Saved entries:
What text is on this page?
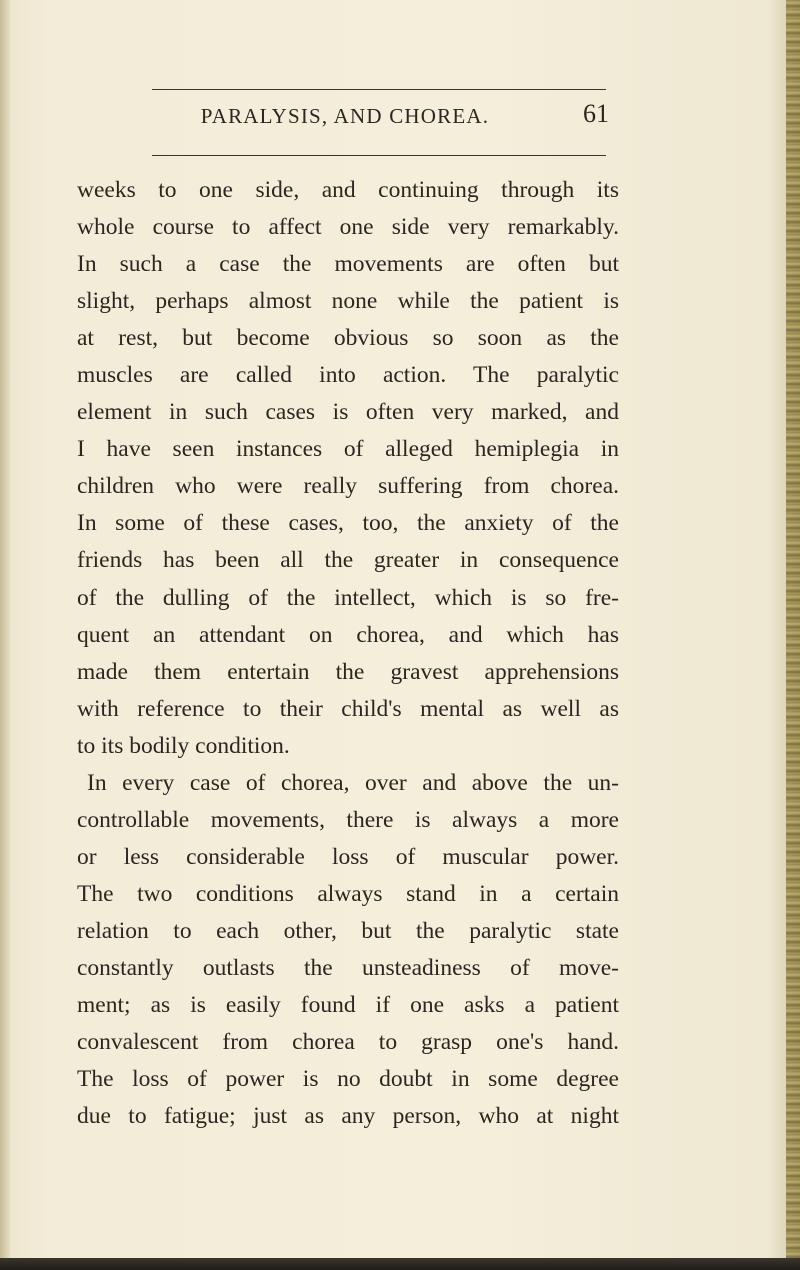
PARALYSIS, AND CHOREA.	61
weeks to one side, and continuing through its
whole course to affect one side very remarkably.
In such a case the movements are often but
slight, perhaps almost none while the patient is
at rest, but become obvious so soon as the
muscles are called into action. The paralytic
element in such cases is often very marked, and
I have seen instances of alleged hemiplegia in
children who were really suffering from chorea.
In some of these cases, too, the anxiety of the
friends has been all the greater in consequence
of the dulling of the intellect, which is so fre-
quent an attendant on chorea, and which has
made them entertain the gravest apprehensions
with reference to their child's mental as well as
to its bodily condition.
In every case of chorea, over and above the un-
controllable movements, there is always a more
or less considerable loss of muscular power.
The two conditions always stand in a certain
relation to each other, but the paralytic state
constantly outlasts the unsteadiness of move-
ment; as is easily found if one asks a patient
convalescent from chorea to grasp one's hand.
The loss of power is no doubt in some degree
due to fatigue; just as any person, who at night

--

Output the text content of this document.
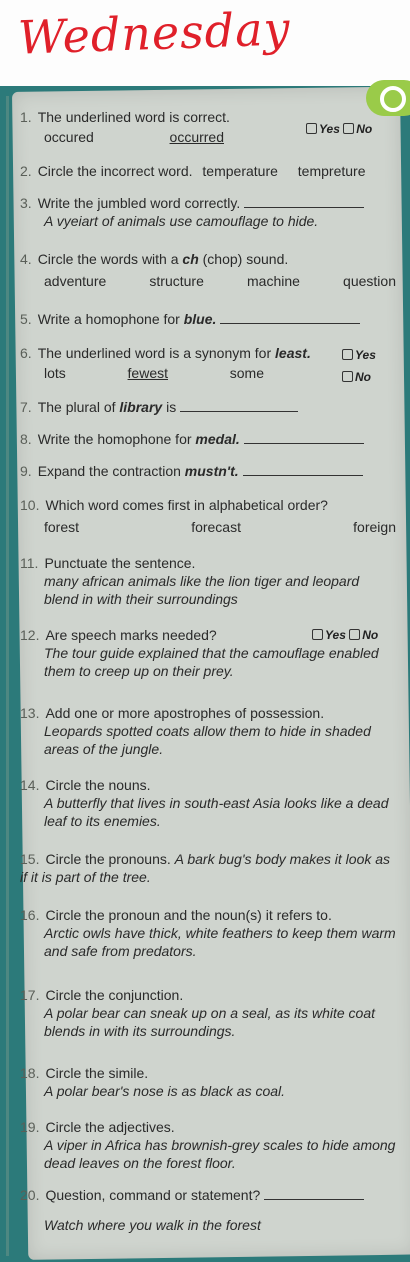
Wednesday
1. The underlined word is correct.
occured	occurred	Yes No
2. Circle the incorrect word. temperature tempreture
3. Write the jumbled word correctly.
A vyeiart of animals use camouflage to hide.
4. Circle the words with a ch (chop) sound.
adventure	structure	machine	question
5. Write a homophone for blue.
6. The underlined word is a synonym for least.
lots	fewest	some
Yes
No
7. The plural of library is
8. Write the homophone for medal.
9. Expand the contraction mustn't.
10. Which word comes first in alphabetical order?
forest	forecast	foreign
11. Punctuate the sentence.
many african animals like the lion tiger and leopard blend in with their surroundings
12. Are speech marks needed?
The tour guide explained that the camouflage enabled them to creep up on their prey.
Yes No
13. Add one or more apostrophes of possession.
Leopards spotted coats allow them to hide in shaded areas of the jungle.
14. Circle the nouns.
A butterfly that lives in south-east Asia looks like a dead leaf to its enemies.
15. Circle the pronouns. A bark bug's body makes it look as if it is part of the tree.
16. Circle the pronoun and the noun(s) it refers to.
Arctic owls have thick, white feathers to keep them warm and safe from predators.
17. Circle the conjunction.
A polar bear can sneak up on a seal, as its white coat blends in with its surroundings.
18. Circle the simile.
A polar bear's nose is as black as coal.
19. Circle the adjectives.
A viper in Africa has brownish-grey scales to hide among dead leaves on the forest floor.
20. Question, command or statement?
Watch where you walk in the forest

Exercise instructions:
Scan the data above; copy every line where "loss" appears.

Correct output:
or less considerable loss of muscular power.
The loss of power is no doubt in some degree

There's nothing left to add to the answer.